WORK INSTRUCTIONS
Scan the data for "JSON" and copy the lines it appears in.

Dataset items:
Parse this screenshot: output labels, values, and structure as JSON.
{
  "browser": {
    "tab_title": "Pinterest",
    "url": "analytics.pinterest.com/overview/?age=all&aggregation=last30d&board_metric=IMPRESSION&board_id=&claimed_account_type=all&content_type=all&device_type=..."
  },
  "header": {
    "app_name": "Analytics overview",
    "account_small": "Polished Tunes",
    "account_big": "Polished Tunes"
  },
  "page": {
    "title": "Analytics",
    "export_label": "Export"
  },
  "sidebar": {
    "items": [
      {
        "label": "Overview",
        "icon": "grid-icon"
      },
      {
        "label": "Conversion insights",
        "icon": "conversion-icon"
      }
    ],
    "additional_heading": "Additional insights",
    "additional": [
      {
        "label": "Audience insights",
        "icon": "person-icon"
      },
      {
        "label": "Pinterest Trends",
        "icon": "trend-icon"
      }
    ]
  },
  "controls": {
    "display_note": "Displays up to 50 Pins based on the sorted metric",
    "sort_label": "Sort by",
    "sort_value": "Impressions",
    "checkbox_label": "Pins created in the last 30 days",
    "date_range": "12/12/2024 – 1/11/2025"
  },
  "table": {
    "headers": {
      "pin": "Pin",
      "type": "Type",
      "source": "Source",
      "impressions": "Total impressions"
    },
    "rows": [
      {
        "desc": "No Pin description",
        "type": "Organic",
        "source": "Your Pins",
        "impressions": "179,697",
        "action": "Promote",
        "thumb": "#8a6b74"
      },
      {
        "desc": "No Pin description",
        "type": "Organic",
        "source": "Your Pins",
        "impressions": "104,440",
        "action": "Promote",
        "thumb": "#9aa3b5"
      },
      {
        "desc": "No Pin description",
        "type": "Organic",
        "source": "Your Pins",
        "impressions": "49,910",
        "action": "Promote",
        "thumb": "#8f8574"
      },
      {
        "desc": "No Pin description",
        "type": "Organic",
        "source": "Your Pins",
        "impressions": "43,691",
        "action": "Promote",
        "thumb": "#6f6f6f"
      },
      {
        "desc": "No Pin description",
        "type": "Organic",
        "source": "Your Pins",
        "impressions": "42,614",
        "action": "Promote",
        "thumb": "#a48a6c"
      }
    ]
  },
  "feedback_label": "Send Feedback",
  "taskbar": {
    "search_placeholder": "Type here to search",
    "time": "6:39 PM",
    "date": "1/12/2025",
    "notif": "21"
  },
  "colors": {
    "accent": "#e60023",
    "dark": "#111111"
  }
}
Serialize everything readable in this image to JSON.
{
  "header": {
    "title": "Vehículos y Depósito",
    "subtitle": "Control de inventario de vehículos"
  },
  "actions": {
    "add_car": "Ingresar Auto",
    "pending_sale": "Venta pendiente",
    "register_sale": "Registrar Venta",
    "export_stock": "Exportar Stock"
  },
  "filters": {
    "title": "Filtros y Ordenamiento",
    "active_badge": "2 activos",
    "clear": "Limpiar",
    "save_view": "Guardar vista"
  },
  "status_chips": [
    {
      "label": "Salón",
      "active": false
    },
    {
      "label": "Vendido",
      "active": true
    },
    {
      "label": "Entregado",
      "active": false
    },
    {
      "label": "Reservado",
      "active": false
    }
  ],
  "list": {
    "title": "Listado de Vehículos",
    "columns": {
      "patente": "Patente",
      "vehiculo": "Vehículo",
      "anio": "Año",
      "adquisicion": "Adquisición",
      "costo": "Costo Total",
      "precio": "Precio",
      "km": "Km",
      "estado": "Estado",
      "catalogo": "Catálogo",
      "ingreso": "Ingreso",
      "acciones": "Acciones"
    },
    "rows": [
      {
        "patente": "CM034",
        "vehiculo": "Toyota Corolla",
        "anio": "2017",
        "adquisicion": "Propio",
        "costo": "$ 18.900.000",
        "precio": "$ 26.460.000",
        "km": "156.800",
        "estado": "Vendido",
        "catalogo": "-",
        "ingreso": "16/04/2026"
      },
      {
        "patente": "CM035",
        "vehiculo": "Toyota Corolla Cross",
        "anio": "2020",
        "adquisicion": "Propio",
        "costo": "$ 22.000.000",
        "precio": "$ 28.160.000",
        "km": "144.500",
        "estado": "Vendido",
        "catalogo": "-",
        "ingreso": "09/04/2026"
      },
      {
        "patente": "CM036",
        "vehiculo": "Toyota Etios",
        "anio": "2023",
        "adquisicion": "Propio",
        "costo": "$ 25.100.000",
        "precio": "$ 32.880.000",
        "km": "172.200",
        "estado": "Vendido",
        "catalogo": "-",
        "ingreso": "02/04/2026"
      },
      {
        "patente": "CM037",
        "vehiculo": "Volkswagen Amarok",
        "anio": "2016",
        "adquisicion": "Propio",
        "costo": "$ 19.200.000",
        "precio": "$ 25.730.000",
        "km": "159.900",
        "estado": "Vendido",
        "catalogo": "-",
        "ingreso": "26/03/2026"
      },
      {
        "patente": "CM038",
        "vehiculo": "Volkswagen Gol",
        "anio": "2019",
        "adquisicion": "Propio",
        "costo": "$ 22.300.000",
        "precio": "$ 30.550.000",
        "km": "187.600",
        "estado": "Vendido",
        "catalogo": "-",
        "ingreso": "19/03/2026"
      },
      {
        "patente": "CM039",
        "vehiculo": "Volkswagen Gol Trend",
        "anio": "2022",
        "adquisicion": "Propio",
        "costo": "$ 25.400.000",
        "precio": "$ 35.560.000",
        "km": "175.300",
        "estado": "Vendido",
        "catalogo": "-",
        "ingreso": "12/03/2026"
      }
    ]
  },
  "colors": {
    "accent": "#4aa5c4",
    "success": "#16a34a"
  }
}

OUTPUT
Parse this screenshot: output labels, values, and structure as JSON.
Serialize everything readable in this image to JSON.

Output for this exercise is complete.